-- START OF Data entries --

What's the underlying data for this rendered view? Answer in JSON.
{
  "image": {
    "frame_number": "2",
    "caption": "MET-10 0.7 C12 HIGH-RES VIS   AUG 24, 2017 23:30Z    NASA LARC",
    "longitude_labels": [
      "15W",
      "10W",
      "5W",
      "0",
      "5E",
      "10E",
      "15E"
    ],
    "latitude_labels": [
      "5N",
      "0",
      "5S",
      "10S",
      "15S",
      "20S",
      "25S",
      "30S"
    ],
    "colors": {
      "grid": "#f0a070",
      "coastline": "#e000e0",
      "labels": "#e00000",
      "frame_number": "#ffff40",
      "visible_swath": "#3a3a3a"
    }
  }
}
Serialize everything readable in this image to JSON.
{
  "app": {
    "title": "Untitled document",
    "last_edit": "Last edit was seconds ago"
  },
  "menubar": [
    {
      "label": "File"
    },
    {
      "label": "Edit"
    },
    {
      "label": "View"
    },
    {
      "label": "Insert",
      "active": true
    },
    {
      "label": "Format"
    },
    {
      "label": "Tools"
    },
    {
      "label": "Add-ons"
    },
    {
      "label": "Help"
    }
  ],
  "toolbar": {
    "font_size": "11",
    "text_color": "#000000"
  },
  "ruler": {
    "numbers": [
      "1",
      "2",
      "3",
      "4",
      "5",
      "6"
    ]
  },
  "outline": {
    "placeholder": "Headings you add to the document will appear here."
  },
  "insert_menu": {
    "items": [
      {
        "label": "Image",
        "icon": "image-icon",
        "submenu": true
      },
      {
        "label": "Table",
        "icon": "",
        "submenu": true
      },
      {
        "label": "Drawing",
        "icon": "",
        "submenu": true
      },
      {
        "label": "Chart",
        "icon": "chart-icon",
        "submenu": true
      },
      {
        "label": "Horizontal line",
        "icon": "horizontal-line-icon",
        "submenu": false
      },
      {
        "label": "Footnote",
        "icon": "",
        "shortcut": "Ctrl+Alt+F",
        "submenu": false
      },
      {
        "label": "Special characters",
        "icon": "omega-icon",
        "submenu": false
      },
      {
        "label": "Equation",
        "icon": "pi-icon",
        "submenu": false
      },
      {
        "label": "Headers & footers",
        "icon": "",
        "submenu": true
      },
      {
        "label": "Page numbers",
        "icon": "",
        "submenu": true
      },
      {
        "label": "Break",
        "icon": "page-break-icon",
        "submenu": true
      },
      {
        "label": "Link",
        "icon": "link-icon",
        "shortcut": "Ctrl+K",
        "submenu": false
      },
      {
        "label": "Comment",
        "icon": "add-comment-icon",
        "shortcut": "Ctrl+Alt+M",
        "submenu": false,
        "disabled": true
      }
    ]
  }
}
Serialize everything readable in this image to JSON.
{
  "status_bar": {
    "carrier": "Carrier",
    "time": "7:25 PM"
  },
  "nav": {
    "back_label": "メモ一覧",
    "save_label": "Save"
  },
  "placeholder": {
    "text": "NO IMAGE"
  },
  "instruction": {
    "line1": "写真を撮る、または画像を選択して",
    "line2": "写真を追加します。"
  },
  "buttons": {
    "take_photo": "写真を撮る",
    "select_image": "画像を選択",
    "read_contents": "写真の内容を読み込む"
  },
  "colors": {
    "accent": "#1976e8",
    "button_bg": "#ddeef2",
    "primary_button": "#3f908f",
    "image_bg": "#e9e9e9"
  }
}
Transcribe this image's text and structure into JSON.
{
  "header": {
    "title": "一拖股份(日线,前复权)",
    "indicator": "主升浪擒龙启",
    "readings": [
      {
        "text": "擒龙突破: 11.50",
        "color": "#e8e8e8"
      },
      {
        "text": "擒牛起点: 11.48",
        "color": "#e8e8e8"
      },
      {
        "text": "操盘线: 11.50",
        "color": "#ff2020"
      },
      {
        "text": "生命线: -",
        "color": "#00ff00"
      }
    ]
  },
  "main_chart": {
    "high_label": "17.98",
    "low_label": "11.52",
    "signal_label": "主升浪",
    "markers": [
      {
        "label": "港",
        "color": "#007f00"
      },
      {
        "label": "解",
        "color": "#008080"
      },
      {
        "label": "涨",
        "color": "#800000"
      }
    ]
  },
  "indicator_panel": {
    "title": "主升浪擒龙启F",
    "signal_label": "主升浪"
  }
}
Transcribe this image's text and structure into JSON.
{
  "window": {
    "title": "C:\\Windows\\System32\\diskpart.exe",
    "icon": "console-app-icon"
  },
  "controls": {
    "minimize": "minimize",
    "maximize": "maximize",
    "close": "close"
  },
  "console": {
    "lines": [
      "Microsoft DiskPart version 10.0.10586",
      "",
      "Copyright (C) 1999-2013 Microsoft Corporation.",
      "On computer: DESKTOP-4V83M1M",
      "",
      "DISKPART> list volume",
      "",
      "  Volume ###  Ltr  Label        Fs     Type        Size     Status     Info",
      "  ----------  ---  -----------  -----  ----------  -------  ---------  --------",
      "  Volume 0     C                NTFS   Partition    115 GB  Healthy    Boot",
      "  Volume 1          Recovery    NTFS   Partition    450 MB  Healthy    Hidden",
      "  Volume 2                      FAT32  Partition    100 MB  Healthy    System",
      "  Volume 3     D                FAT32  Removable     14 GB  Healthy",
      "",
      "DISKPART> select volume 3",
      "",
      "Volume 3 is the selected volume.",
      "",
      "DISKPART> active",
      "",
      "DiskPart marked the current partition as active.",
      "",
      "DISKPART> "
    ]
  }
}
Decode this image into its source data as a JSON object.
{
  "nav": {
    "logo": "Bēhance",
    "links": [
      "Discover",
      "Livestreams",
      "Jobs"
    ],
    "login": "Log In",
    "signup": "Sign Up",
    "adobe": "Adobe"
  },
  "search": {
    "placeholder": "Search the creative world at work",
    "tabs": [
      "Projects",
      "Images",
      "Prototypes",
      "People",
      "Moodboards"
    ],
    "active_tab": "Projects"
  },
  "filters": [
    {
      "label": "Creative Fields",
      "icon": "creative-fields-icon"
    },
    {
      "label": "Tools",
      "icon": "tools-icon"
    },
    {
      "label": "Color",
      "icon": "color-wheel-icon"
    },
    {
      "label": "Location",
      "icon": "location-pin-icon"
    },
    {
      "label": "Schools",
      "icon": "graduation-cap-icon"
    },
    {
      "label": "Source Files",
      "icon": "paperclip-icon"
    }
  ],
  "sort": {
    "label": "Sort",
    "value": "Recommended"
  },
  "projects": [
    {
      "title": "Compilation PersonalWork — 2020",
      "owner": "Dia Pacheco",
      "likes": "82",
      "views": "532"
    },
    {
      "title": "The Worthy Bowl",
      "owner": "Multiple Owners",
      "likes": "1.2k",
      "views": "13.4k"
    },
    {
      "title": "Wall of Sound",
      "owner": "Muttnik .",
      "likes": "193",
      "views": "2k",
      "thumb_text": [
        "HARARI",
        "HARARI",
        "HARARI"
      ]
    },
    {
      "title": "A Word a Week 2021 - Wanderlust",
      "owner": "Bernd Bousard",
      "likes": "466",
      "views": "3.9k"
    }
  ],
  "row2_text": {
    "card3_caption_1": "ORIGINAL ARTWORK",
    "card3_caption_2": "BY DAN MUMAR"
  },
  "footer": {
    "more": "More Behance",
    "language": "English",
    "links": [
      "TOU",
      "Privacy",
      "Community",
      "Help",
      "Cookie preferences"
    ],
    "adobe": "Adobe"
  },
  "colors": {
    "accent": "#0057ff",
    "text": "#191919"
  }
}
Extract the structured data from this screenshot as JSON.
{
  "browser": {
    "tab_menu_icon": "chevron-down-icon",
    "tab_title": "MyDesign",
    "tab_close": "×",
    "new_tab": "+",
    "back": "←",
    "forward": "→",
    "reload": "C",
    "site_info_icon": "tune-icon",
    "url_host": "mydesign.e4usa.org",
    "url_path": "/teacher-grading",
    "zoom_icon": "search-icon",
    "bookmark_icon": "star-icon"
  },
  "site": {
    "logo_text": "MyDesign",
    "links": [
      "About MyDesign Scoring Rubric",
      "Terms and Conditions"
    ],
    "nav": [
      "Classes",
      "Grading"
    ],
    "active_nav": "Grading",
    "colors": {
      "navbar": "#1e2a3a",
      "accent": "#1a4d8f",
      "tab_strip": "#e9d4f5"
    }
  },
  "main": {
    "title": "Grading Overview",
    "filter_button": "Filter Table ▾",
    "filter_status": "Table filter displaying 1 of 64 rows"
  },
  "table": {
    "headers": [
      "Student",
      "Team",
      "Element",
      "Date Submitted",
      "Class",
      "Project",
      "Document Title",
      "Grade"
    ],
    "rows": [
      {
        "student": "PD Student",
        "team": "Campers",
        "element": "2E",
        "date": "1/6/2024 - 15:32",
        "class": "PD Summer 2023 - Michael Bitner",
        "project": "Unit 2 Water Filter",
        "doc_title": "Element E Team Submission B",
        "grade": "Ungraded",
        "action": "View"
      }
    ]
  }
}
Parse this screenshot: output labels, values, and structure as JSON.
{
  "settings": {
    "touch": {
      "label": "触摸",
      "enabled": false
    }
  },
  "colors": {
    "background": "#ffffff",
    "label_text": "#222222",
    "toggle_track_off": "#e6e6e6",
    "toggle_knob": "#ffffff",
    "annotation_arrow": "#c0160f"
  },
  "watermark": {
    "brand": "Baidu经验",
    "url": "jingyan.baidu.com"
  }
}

-- END OF Data entries --

Repeat only the stretch of lines starting at the one containing "Parse this screenshot: output" and running to the final line of the entries above.

Parse this screenshot: output labels, values, and structure as JSON.
{
  "settings": {
    "touch": {
      "label": "触摸",
      "enabled": false
    }
  },
  "colors": {
    "background": "#ffffff",
    "label_text": "#222222",
    "toggle_track_off": "#e6e6e6",
    "toggle_knob": "#ffffff",
    "annotation_arrow": "#c0160f"
  },
  "watermark": {
    "brand": "Baidu经验",
    "url": "jingyan.baidu.com"
  }
}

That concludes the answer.